Exercise details: In the records below, tally every line containing "Ukupno". Report only the total.

Records provided:

# # # #

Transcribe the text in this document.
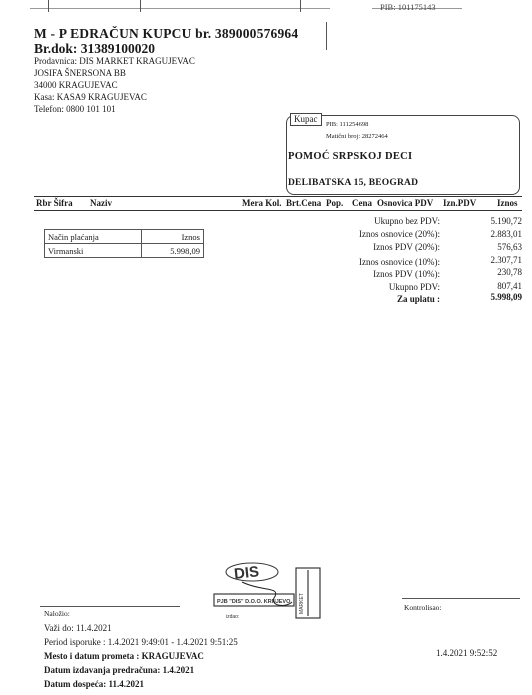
PIB: 101175143
M - P EDRAČUN KUPCU br. 389000576964
Br.dok: 31389100020
Prodavnica: DIS MARKET KRAGUJEVAC
JOSIFA ŠNERSONA BB
34000 KRAGUJEVAC
Kasa: KASA9 KRAGUJEVAC
Telefon: 0800 101 101
Kupac
PIB: 111254698
Matični broj: 28272464
POMOĆ SRPSKOJ DECI
DELIBATSKA 15, BEOGRAD
Rbr Šifra Naziv	Mera Kol. Brt.Cena Pop. Cena Osnovica PDV Izn.PDV Iznos
Način plaćanja	Iznos
Virmanski	5.998,09
Ukupno bez PDV:	5.190,72
Iznos osnovice (20%):	2.883,01
Iznos PDV (20%):	576,63
Iznos osnovice (10%):	2.307,71
Iznos PDV (10%):	230,78
Ukupno PDV:	807,41
Za uplatu :	5.998,09
DIS
PJB "DIS" D.O.O. KRNJEVO MARKET
izdao:
Naložio:
Kontrolisao:
Važi do: 11.4.2021
Period isporuke : 1.4.2021 9:49:01 - 1.4.2021 9:51:25
Mesto i datum prometa : KRAGUJEVAC
Datum izdavanja predračuna: 1.4.2021
Datum dospeća: 11.4.2021
1.4.2021 9:52:52
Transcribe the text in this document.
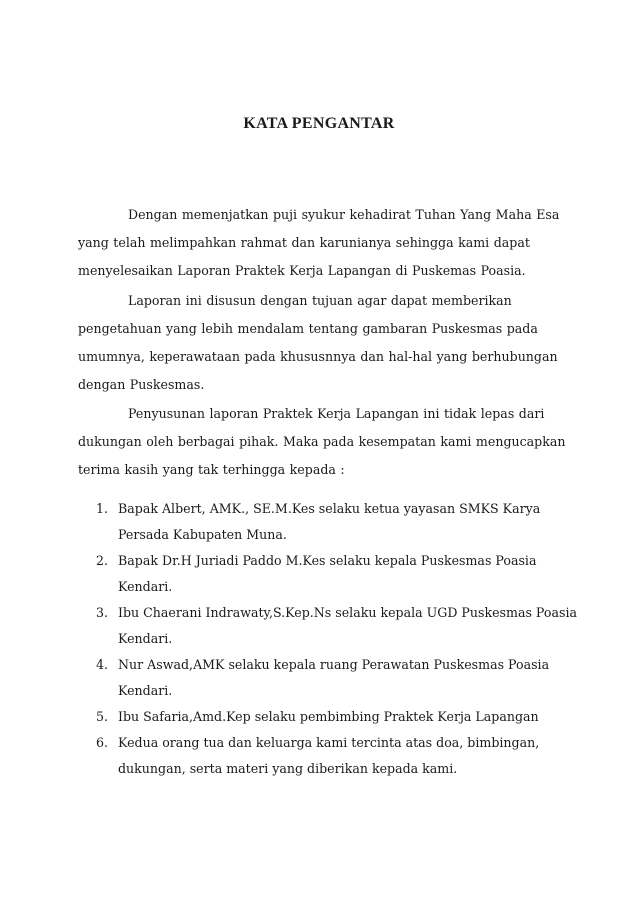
KATA PENGANTAR

Dengan memenjatkan puji syukur kehadirat Tuhan Yang Maha Esa yang telah melimpahkan rahmat dan karunianya sehingga kami dapat menyelesaikan Laporan Praktek Kerja Lapangan di Puskemas Poasia.

Laporan ini disusun dengan tujuan agar dapat memberikan pengetahuan yang lebih mendalam tentang gambaran Puskesmas pada umumnya, keperawataan pada khususnnya dan hal-hal yang berhubungan dengan Puskesmas.

Penyusunan laporan Praktek Kerja Lapangan ini tidak lepas dari dukungan oleh berbagai pihak. Maka pada kesempatan kami mengucapkan terima kasih yang tak terhingga kepada :

1. Bapak Albert, AMK., SE.M.Kes selaku ketua yayasan SMKS Karya Persada Kabupaten Muna.
2. Bapak Dr.H Juriadi Paddo M.Kes selaku kepala Puskesmas Poasia Kendari.
3. Ibu Chaerani Indrawaty,S.Kep.Ns selaku kepala UGD Puskesmas Poasia Kendari.
4. Nur Aswad,AMK selaku kepala ruang Perawatan Puskesmas Poasia Kendari.
5. Ibu Safaria,Amd.Kep selaku pembimbing Praktek Kerja Lapangan
6. Kedua orang tua dan keluarga kami tercinta atas doa, bimbingan, dukungan, serta materi yang diberikan kepada kami.
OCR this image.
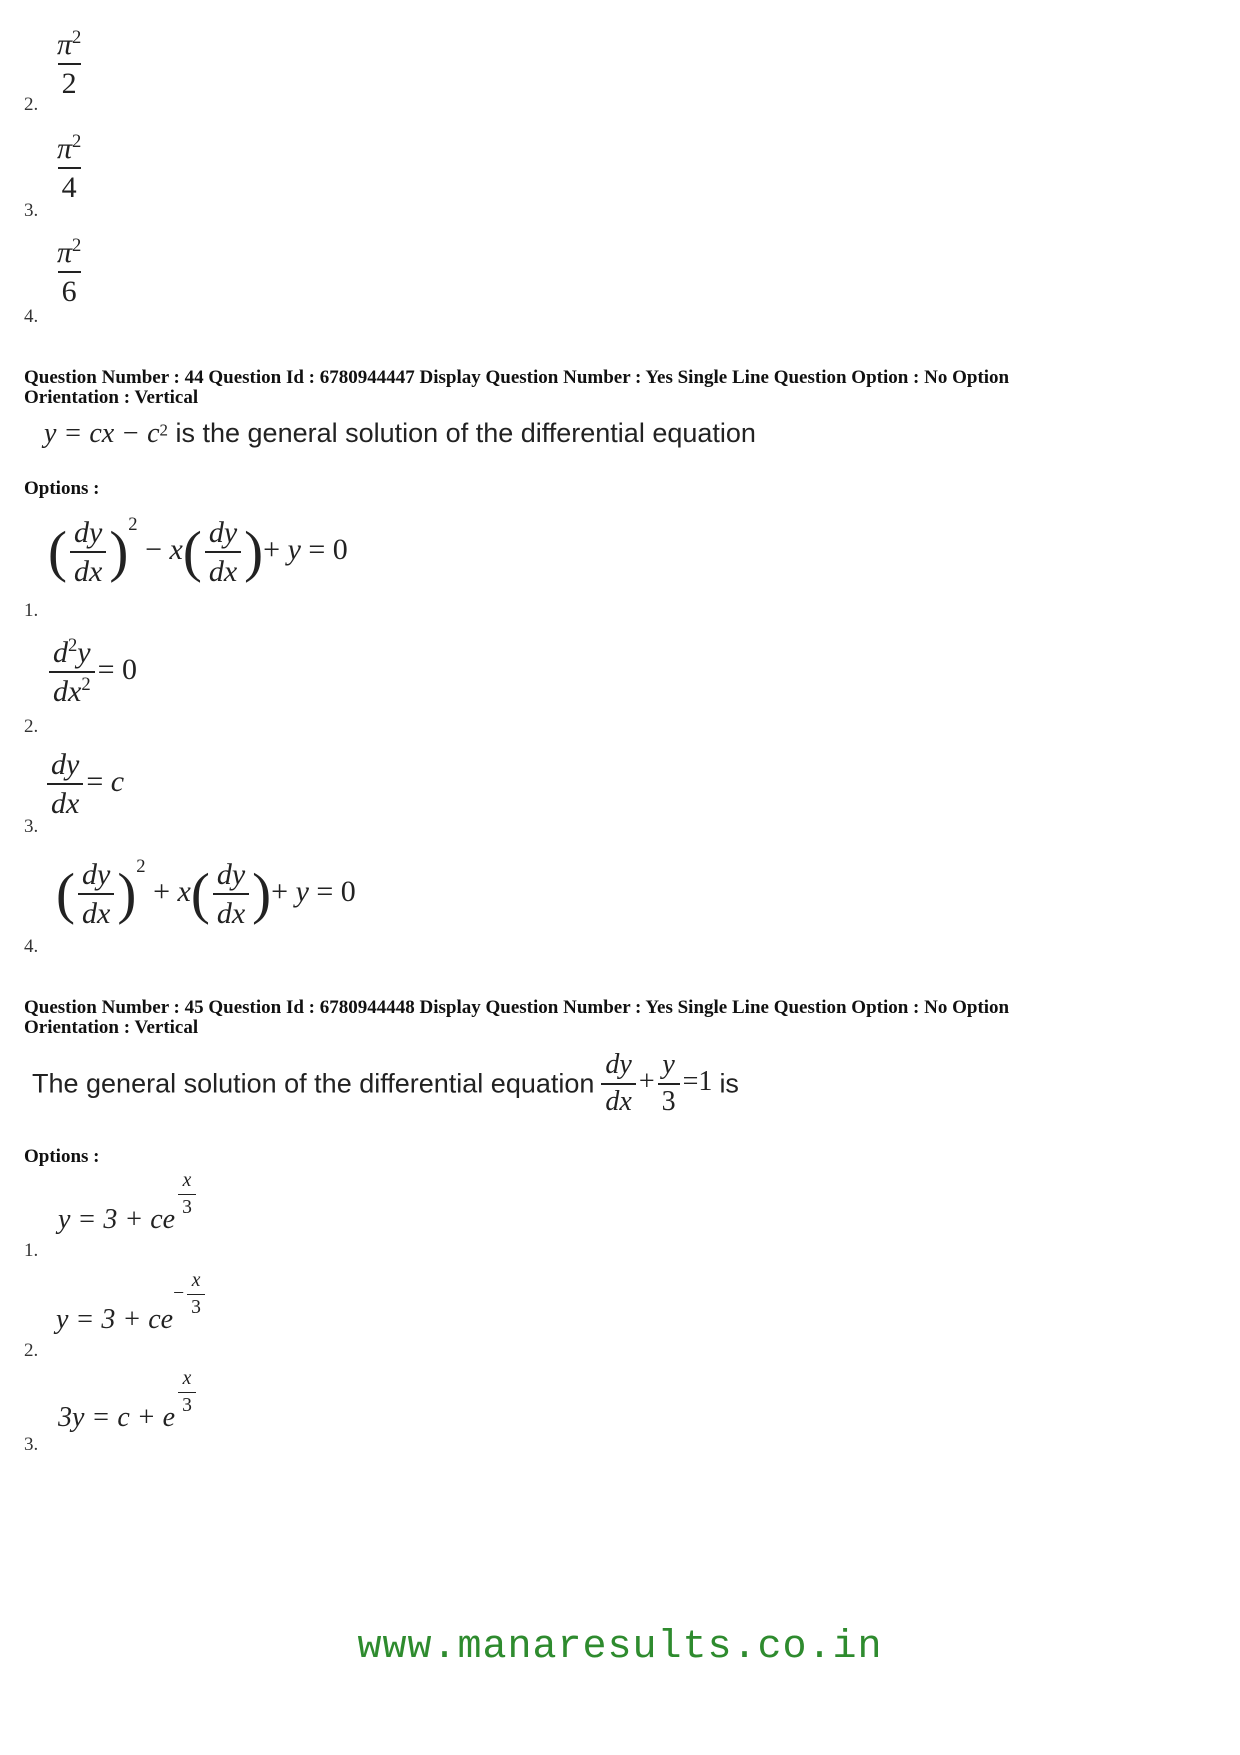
$\frac{\pi^2}{2}$
2.
$\frac{\pi^2}{4}$
3.
$\frac{\pi^2}{6}$
4.
Question Number : 44 Question Id : 6780944447 Display Question Number : Yes Single Line Question Option : No Option
Orientation : Vertical
y = cx − c2 is the general solution of the differential equation
Options :
( $\frac{dy}{dx} )^2 - x( \frac{dy}{dx}$ )+ y = 0
1.
$\frac{d^2y}{dx^2} = 0$
2.
$\frac{dy}{dx} = c$
3.
( $\frac{dy}{dx} )^2 + x( \frac{dy}{dx}$ )+ y = 0
4.
Question Number : 45 Question Id : 6780944448 Display Question Number : Yes Single Line Question Option : No Option
Orientation : Vertical
The general solution of the differential equation $\frac{dy}{dx} + \frac{y}{3} =1$ is
Options :
y = 3 + ce
$\frac{x}{3}$
1.
$y = 3 + ce- \frac{x}{3}$
2.
3y = c + e
$\frac{x}{3}$
3.
www.manaresults.co.in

# # # #

Solution: 2